■ Supplied entries
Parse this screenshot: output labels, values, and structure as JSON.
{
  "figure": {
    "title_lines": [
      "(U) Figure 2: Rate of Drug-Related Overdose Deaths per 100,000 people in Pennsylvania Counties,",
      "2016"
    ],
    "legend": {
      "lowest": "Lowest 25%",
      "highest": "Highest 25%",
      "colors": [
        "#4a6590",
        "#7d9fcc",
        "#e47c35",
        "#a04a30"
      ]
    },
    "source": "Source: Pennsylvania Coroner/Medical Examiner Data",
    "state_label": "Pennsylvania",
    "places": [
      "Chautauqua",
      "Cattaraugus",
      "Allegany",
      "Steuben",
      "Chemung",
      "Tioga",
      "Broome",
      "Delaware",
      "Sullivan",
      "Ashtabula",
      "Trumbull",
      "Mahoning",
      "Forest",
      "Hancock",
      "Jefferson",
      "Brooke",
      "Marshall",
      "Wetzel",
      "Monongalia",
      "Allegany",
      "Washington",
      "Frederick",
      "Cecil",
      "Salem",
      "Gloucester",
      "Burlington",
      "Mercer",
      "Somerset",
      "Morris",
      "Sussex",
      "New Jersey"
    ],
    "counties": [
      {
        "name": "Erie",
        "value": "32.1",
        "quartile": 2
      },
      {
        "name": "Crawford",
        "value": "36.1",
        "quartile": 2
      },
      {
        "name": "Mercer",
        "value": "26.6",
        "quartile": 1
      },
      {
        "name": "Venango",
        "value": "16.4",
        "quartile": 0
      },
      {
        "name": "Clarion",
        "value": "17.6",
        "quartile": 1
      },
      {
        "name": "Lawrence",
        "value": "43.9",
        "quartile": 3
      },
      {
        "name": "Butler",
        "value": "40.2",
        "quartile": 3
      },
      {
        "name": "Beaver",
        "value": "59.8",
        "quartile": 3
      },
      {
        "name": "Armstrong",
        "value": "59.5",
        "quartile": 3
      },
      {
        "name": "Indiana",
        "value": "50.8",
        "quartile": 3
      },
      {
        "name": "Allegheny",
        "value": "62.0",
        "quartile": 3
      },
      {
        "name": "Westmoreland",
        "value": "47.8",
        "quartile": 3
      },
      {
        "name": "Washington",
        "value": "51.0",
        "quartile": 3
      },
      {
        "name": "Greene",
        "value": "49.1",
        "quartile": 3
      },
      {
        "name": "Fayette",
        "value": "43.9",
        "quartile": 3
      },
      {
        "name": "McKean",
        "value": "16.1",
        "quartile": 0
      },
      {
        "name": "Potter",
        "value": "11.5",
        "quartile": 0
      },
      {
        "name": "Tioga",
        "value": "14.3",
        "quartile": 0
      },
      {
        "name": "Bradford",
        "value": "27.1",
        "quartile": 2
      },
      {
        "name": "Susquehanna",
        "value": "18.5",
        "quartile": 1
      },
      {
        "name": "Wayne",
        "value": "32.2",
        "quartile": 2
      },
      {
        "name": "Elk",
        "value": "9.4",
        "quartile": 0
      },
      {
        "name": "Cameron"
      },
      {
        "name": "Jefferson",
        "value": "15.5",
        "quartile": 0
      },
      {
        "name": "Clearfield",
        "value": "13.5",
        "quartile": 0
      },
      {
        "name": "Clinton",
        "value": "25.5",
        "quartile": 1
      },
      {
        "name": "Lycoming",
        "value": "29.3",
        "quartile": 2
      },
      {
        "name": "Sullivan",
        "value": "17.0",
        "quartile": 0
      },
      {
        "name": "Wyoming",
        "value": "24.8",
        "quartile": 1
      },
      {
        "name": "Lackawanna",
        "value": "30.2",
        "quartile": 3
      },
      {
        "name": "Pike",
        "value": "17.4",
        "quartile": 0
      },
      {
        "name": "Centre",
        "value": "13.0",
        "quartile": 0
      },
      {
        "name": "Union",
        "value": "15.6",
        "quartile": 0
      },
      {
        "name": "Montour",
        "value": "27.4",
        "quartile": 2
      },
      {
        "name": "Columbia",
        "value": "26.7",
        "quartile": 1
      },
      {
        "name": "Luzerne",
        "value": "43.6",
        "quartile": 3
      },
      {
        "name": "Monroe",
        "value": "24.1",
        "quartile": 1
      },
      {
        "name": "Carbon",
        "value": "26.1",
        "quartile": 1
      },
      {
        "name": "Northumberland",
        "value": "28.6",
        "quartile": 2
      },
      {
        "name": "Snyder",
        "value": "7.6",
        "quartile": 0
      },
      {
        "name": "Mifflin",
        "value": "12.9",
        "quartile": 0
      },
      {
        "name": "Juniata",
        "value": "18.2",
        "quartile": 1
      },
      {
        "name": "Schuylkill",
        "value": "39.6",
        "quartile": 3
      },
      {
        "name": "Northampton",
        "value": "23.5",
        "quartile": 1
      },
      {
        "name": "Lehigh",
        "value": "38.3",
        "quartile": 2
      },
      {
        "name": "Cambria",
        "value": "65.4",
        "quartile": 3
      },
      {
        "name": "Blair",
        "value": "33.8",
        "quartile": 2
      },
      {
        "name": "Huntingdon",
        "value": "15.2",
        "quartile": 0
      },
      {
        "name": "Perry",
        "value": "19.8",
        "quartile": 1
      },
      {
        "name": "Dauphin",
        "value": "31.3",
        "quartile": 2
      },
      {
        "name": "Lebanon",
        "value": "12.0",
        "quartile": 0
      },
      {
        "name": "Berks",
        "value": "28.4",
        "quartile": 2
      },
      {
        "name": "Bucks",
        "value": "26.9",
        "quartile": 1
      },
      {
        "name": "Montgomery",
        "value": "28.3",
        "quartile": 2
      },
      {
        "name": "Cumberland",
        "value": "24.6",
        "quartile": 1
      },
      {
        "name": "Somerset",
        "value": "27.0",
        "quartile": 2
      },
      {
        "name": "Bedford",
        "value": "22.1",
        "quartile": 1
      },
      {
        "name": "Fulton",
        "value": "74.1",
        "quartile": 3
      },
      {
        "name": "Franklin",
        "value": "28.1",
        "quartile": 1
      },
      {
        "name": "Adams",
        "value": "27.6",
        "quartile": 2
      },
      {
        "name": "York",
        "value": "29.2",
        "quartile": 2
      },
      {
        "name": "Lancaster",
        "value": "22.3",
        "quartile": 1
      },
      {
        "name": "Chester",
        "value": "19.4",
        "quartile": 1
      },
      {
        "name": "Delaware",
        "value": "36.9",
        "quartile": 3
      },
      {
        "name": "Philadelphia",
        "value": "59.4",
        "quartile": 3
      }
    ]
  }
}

■ The exercise
Exactly reproduce all of the entries.

■ Solution below
Parse this screenshot: output labels, values, and structure as JSON.
{
  "figure": {
    "title_lines": [
      "(U) Figure 2: Rate of Drug-Related Overdose Deaths per 100,000 people in Pennsylvania Counties,",
      "2016"
    ],
    "legend": {
      "lowest": "Lowest 25%",
      "highest": "Highest 25%",
      "colors": [
        "#4a6590",
        "#7d9fcc",
        "#e47c35",
        "#a04a30"
      ]
    },
    "source": "Source: Pennsylvania Coroner/Medical Examiner Data",
    "state_label": "Pennsylvania",
    "places": [
      "Chautauqua",
      "Cattaraugus",
      "Allegany",
      "Steuben",
      "Chemung",
      "Tioga",
      "Broome",
      "Delaware",
      "Sullivan",
      "Ashtabula",
      "Trumbull",
      "Mahoning",
      "Forest",
      "Hancock",
      "Jefferson",
      "Brooke",
      "Marshall",
      "Wetzel",
      "Monongalia",
      "Allegany",
      "Washington",
      "Frederick",
      "Cecil",
      "Salem",
      "Gloucester",
      "Burlington",
      "Mercer",
      "Somerset",
      "Morris",
      "Sussex",
      "New Jersey"
    ],
    "counties": [
      {
        "name": "Erie",
        "value": "32.1",
        "quartile": 2
      },
      {
        "name": "Crawford",
        "value": "36.1",
        "quartile": 2
      },
      {
        "name": "Mercer",
        "value": "26.6",
        "quartile": 1
      },
      {
        "name": "Venango",
        "value": "16.4",
        "quartile": 0
      },
      {
        "name": "Clarion",
        "value": "17.6",
        "quartile": 1
      },
      {
        "name": "Lawrence",
        "value": "43.9",
        "quartile": 3
      },
      {
        "name": "Butler",
        "value": "40.2",
        "quartile": 3
      },
      {
        "name": "Beaver",
        "value": "59.8",
        "quartile": 3
      },
      {
        "name": "Armstrong",
        "value": "59.5",
        "quartile": 3
      },
      {
        "name": "Indiana",
        "value": "50.8",
        "quartile": 3
      },
      {
        "name": "Allegheny",
        "value": "62.0",
        "quartile": 3
      },
      {
        "name": "Westmoreland",
        "value": "47.8",
        "quartile": 3
      },
      {
        "name": "Washington",
        "value": "51.0",
        "quartile": 3
      },
      {
        "name": "Greene",
        "value": "49.1",
        "quartile": 3
      },
      {
        "name": "Fayette",
        "value": "43.9",
        "quartile": 3
      },
      {
        "name": "McKean",
        "value": "16.1",
        "quartile": 0
      },
      {
        "name": "Potter",
        "value": "11.5",
        "quartile": 0
      },
      {
        "name": "Tioga",
        "value": "14.3",
        "quartile": 0
      },
      {
        "name": "Bradford",
        "value": "27.1",
        "quartile": 2
      },
      {
        "name": "Susquehanna",
        "value": "18.5",
        "quartile": 1
      },
      {
        "name": "Wayne",
        "value": "32.2",
        "quartile": 2
      },
      {
        "name": "Elk",
        "value": "9.4",
        "quartile": 0
      },
      {
        "name": "Cameron"
      },
      {
        "name": "Jefferson",
        "value": "15.5",
        "quartile": 0
      },
      {
        "name": "Clearfield",
        "value": "13.5",
        "quartile": 0
      },
      {
        "name": "Clinton",
        "value": "25.5",
        "quartile": 1
      },
      {
        "name": "Lycoming",
        "value": "29.3",
        "quartile": 2
      },
      {
        "name": "Sullivan",
        "value": "17.0",
        "quartile": 0
      },
      {
        "name": "Wyoming",
        "value": "24.8",
        "quartile": 1
      },
      {
        "name": "Lackawanna",
        "value": "30.2",
        "quartile": 3
      },
      {
        "name": "Pike",
        "value": "17.4",
        "quartile": 0
      },
      {
        "name": "Centre",
        "value": "13.0",
        "quartile": 0
      },
      {
        "name": "Union",
        "value": "15.6",
        "quartile": 0
      },
      {
        "name": "Montour",
        "value": "27.4",
        "quartile": 2
      },
      {
        "name": "Columbia",
        "value": "26.7",
        "quartile": 1
      },
      {
        "name": "Luzerne",
        "value": "43.6",
        "quartile": 3
      },
      {
        "name": "Monroe",
        "value": "24.1",
        "quartile": 1
      },
      {
        "name": "Carbon",
        "value": "26.1",
        "quartile": 1
      },
      {
        "name": "Northumberland",
        "value": "28.6",
        "quartile": 2
      },
      {
        "name": "Snyder",
        "value": "7.6",
        "quartile": 0
      },
      {
        "name": "Mifflin",
        "value": "12.9",
        "quartile": 0
      },
      {
        "name": "Juniata",
        "value": "18.2",
        "quartile": 1
      },
      {
        "name": "Schuylkill",
        "value": "39.6",
        "quartile": 3
      },
      {
        "name": "Northampton",
        "value": "23.5",
        "quartile": 1
      },
      {
        "name": "Lehigh",
        "value": "38.3",
        "quartile": 2
      },
      {
        "name": "Cambria",
        "value": "65.4",
        "quartile": 3
      },
      {
        "name": "Blair",
        "value": "33.8",
        "quartile": 2
      },
      {
        "name": "Huntingdon",
        "value": "15.2",
        "quartile": 0
      },
      {
        "name": "Perry",
        "value": "19.8",
        "quartile": 1
      },
      {
        "name": "Dauphin",
        "value": "31.3",
        "quartile": 2
      },
      {
        "name": "Lebanon",
        "value": "12.0",
        "quartile": 0
      },
      {
        "name": "Berks",
        "value": "28.4",
        "quartile": 2
      },
      {
        "name": "Bucks",
        "value": "26.9",
        "quartile": 1
      },
      {
        "name": "Montgomery",
        "value": "28.3",
        "quartile": 2
      },
      {
        "name": "Cumberland",
        "value": "24.6",
        "quartile": 1
      },
      {
        "name": "Somerset",
        "value": "27.0",
        "quartile": 2
      },
      {
        "name": "Bedford",
        "value": "22.1",
        "quartile": 1
      },
      {
        "name": "Fulton",
        "value": "74.1",
        "quartile": 3
      },
      {
        "name": "Franklin",
        "value": "28.1",
        "quartile": 1
      },
      {
        "name": "Adams",
        "value": "27.6",
        "quartile": 2
      },
      {
        "name": "York",
        "value": "29.2",
        "quartile": 2
      },
      {
        "name": "Lancaster",
        "value": "22.3",
        "quartile": 1
      },
      {
        "name": "Chester",
        "value": "19.4",
        "quartile": 1
      },
      {
        "name": "Delaware",
        "value": "36.9",
        "quartile": 3
      },
      {
        "name": "Philadelphia",
        "value": "59.4",
        "quartile": 3
      }
    ]
  }
}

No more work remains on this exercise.